▶ Goal
The records that follow must be repeated verbatim, every one of them.

Items from a dataset:
____

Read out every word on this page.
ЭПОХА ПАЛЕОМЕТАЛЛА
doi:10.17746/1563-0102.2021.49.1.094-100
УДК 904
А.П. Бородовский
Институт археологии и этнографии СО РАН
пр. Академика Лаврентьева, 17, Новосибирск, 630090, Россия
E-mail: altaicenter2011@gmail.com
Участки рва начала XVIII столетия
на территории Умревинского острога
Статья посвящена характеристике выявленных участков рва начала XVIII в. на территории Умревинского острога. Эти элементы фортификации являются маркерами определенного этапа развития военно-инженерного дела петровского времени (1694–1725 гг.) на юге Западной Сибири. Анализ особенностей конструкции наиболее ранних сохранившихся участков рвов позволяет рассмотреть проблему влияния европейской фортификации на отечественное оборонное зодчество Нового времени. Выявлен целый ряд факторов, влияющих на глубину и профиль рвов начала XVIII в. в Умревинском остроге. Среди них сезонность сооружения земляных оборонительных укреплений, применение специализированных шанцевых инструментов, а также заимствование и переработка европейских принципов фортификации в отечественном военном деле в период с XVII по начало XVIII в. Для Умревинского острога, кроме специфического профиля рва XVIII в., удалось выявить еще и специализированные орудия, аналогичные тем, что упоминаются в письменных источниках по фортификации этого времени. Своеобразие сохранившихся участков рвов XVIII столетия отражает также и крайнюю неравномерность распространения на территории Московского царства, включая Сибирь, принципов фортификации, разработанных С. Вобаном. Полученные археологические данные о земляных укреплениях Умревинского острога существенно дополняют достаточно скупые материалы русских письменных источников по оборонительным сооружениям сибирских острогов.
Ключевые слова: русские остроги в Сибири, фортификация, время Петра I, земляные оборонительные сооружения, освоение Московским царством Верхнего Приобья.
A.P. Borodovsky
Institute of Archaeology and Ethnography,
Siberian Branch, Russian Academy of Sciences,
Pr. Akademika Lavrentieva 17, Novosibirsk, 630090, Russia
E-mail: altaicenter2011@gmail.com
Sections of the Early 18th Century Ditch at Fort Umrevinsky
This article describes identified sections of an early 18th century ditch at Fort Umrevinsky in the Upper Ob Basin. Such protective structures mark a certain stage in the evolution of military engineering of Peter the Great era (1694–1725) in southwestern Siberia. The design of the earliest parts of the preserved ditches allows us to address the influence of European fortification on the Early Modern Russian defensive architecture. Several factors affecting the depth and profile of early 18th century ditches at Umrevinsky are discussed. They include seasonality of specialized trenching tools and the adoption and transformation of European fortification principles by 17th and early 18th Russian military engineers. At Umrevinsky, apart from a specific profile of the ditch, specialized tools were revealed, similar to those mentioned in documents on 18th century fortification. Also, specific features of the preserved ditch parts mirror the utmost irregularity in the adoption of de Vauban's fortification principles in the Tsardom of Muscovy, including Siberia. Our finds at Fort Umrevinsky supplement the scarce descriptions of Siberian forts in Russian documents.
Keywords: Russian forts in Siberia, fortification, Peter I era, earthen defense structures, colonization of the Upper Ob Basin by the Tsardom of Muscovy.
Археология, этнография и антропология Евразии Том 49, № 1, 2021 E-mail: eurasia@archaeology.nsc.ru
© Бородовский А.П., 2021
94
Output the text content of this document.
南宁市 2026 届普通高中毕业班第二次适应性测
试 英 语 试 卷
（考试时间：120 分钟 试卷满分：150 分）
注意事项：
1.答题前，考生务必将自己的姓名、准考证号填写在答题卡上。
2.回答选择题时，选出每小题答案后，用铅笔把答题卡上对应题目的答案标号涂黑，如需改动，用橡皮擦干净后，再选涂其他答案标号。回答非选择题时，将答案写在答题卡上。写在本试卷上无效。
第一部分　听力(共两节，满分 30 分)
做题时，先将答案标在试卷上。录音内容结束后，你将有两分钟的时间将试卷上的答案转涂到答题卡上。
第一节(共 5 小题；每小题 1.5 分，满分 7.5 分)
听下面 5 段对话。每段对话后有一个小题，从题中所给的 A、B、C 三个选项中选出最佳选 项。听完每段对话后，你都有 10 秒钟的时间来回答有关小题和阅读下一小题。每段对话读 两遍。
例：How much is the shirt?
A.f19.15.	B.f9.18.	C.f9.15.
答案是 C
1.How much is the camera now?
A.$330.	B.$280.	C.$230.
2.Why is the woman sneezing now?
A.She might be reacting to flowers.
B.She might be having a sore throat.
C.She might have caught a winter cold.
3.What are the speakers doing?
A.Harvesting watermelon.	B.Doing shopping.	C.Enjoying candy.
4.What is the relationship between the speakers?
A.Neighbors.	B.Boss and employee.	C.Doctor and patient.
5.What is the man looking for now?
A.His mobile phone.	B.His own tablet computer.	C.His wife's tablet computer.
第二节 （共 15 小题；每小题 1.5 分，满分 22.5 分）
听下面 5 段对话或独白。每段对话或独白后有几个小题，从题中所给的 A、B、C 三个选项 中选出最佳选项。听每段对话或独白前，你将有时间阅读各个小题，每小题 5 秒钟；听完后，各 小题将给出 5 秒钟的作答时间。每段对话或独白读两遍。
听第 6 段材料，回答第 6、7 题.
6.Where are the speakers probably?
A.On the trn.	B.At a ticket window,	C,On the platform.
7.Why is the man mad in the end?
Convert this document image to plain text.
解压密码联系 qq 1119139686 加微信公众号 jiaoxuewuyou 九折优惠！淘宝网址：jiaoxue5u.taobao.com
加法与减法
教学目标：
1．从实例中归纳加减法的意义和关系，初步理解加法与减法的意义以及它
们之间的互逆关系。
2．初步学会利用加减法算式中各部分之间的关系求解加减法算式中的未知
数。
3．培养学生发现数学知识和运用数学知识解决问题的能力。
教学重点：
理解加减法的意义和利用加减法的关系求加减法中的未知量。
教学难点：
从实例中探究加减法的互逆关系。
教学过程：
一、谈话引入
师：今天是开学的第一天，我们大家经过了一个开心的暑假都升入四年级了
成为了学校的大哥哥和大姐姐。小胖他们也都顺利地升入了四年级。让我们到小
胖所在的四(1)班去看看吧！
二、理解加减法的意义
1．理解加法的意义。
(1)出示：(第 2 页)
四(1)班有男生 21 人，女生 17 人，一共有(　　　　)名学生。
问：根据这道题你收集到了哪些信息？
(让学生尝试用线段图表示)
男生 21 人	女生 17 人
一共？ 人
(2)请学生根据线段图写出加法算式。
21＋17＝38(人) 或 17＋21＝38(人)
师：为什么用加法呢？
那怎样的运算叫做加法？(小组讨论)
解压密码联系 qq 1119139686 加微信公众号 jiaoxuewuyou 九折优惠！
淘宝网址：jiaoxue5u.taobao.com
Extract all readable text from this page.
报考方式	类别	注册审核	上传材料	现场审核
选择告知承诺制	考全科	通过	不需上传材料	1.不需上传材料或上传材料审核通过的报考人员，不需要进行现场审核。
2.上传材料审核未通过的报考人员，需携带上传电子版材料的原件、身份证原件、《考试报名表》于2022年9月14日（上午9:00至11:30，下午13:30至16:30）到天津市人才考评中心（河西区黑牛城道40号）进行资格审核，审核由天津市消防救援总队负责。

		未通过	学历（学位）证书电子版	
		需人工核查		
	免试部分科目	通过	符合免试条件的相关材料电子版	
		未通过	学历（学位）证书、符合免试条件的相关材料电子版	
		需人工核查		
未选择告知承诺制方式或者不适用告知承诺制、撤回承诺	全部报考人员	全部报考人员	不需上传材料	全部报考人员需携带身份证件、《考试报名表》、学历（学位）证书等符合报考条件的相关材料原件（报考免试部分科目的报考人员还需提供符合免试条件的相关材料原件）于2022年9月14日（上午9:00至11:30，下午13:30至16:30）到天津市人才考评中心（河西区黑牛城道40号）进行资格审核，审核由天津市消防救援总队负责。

____

▶ Problem solution
Read out every word on this page.
ЭПОХА ПАЛЕОМЕТАЛЛА
doi:10.17746/1563-0102.2021.49.1.094-100
УДК 904
А.П. Бородовский
Институт археологии и этнографии СО РАН
пр. Академика Лаврентьева, 17, Новосибирск, 630090, Россия
E-mail: altaicenter2011@gmail.com
Участки рва начала XVIII столетия
на территории Умревинского острога
Статья посвящена характеристике выявленных участков рва начала XVIII в. на территории Умревинского острога. Эти элементы фортификации являются маркерами определенного этапа развития военно-инженерного дела петровского времени (1694–1725 гг.) на юге Западной Сибири. Анализ особенностей конструкции наиболее ранних сохранившихся участков рвов позволяет рассмотреть проблему влияния европейской фортификации на отечественное оборонное зодчество Нового времени. Выявлен целый ряд факторов, влияющих на глубину и профиль рвов начала XVIII в. в Умревинском остроге. Среди них сезонность сооружения земляных оборонительных укреплений, применение специализированных шанцевых инструментов, а также заимствование и переработка европейских принципов фортификации в отечественном военном деле в период с XVII по начало XVIII в. Для Умревинского острога, кроме специфического профиля рва XVIII в., удалось выявить еще и специализированные орудия, аналогичные тем, что упоминаются в письменных источниках по фортификации этого времени. Своеобразие сохранившихся участков рвов XVIII столетия отражает также и крайнюю неравномерность распространения на территории Московского царства, включая Сибирь, принципов фортификации, разработанных С. Вобаном. Полученные археологические данные о земляных укреплениях Умревинского острога существенно дополняют достаточно скупые материалы русских письменных источников по оборонительным сооружениям сибирских острогов.
Ключевые слова: русские остроги в Сибири, фортификация, время Петра I, земляные оборонительные сооружения, освоение Московским царством Верхнего Приобья.
A.P. Borodovsky
Institute of Archaeology and Ethnography,
Siberian Branch, Russian Academy of Sciences,
Pr. Akademika Lavrentieva 17, Novosibirsk, 630090, Russia
E-mail: altaicenter2011@gmail.com
Sections of the Early 18th Century Ditch at Fort Umrevinsky
This article describes identified sections of an early 18th century ditch at Fort Umrevinsky in the Upper Ob Basin. Such protective structures mark a certain stage in the evolution of military engineering of Peter the Great era (1694–1725) in southwestern Siberia. The design of the earliest parts of the preserved ditches allows us to address the influence of European fortification on the Early Modern Russian defensive architecture. Several factors affecting the depth and profile of early 18th century ditches at Umrevinsky are discussed. They include seasonality of specialized trenching tools and the adoption and transformation of European fortification principles by 17th and early 18th Russian military engineers. At Umrevinsky, apart from a specific profile of the ditch, specialized tools were revealed, similar to those mentioned in documents on 18th century fortification. Also, specific features of the preserved ditch parts mirror the utmost irregularity in the adoption of de Vauban's fortification principles in the Tsardom of Muscovy, including Siberia. Our finds at Fort Umrevinsky supplement the scarce descriptions of Siberian forts in Russian documents.
Keywords: Russian forts in Siberia, fortification, Peter I era, earthen defense structures, colonization of the Upper Ob Basin by the Tsardom of Muscovy.
Археология, этнография и антропология Евразии Том 49, № 1, 2021 E-mail: eurasia@archaeology.nsc.ru
© Бородовский А.П., 2021
94
Output the text content of this document.
南宁市 2026 届普通高中毕业班第二次适应性测
试 英 语 试 卷
（考试时间：120 分钟 试卷满分：150 分）
注意事项：
1.答题前，考生务必将自己的姓名、准考证号填写在答题卡上。
2.回答选择题时，选出每小题答案后，用铅笔把答题卡上对应题目的答案标号涂黑，如需改动，用橡皮擦干净后，再选涂其他答案标号。回答非选择题时，将答案写在答题卡上。写在本试卷上无效。
第一部分　听力(共两节，满分 30 分)
做题时，先将答案标在试卷上。录音内容结束后，你将有两分钟的时间将试卷上的答案转涂到答题卡上。
第一节(共 5 小题；每小题 1.5 分，满分 7.5 分)
听下面 5 段对话。每段对话后有一个小题，从题中所给的 A、B、C 三个选项中选出最佳选 项。听完每段对话后，你都有 10 秒钟的时间来回答有关小题和阅读下一小题。每段对话读 两遍。
例：How much is the shirt?
A.f19.15.	B.f9.18.	C.f9.15.
答案是 C
1.How much is the camera now?
A.$330.	B.$280.	C.$230.
2.Why is the woman sneezing now?
A.She might be reacting to flowers.
B.She might be having a sore throat.
C.She might have caught a winter cold.
3.What are the speakers doing?
A.Harvesting watermelon.	B.Doing shopping.	C.Enjoying candy.
4.What is the relationship between the speakers?
A.Neighbors.	B.Boss and employee.	C.Doctor and patient.
5.What is the man looking for now?
A.His mobile phone.	B.His own tablet computer.	C.His wife's tablet computer.
第二节 （共 15 小题；每小题 1.5 分，满分 22.5 分）
听下面 5 段对话或独白。每段对话或独白后有几个小题，从题中所给的 A、B、C 三个选项 中选出最佳选项。听每段对话或独白前，你将有时间阅读各个小题，每小题 5 秒钟；听完后，各 小题将给出 5 秒钟的作答时间。每段对话或独白读两遍。
听第 6 段材料，回答第 6、7 题.
6.Where are the speakers probably?
A.On the trn.	B.At a ticket window,	C,On the platform.
7.Why is the man mad in the end?
Convert this document image to plain text.
解压密码联系 qq 1119139686 加微信公众号 jiaoxuewuyou 九折优惠！淘宝网址：jiaoxue5u.taobao.com
加法与减法
教学目标：
1．从实例中归纳加减法的意义和关系，初步理解加法与减法的意义以及它
们之间的互逆关系。
2．初步学会利用加减法算式中各部分之间的关系求解加减法算式中的未知
数。
3．培养学生发现数学知识和运用数学知识解决问题的能力。
教学重点：
理解加减法的意义和利用加减法的关系求加减法中的未知量。
教学难点：
从实例中探究加减法的互逆关系。
教学过程：
一、谈话引入
师：今天是开学的第一天，我们大家经过了一个开心的暑假都升入四年级了
成为了学校的大哥哥和大姐姐。小胖他们也都顺利地升入了四年级。让我们到小
胖所在的四(1)班去看看吧！
二、理解加减法的意义
1．理解加法的意义。
(1)出示：(第 2 页)
四(1)班有男生 21 人，女生 17 人，一共有(　　　　)名学生。
问：根据这道题你收集到了哪些信息？
(让学生尝试用线段图表示)
男生 21 人	女生 17 人
一共？ 人
(2)请学生根据线段图写出加法算式。
21＋17＝38(人) 或 17＋21＝38(人)
师：为什么用加法呢？
那怎样的运算叫做加法？(小组讨论)
解压密码联系 qq 1119139686 加微信公众号 jiaoxuewuyou 九折优惠！
淘宝网址：jiaoxue5u.taobao.com
Extract all readable text from this page.
报考方式	类别	注册审核	上传材料	现场审核
选择告知承诺制	考全科	通过	不需上传材料	1.不需上传材料或上传材料审核通过的报考人员，不需要进行现场审核。
2.上传材料审核未通过的报考人员，需携带上传电子版材料的原件、身份证原件、《考试报名表》于2022年9月14日（上午9:00至11:30，下午13:30至16:30）到天津市人才考评中心（河西区黑牛城道40号）进行资格审核，审核由天津市消防救援总队负责。

		未通过	学历（学位）证书电子版	
		需人工核查		
	免试部分科目	通过	符合免试条件的相关材料电子版	
		未通过	学历（学位）证书、符合免试条件的相关材料电子版	
		需人工核查		
未选择告知承诺制方式或者不适用告知承诺制、撤回承诺	全部报考人员	全部报考人员	不需上传材料	全部报考人员需携带身份证件、《考试报名表》、学历（学位）证书等符合报考条件的相关材料原件（报考免试部分科目的报考人员还需提供符合免试条件的相关材料原件）于2022年9月14日（上午9:00至11:30，下午13:30至16:30）到天津市人才考评中心（河西区黑牛城道40号）进行资格审核，审核由天津市消防救援总队负责。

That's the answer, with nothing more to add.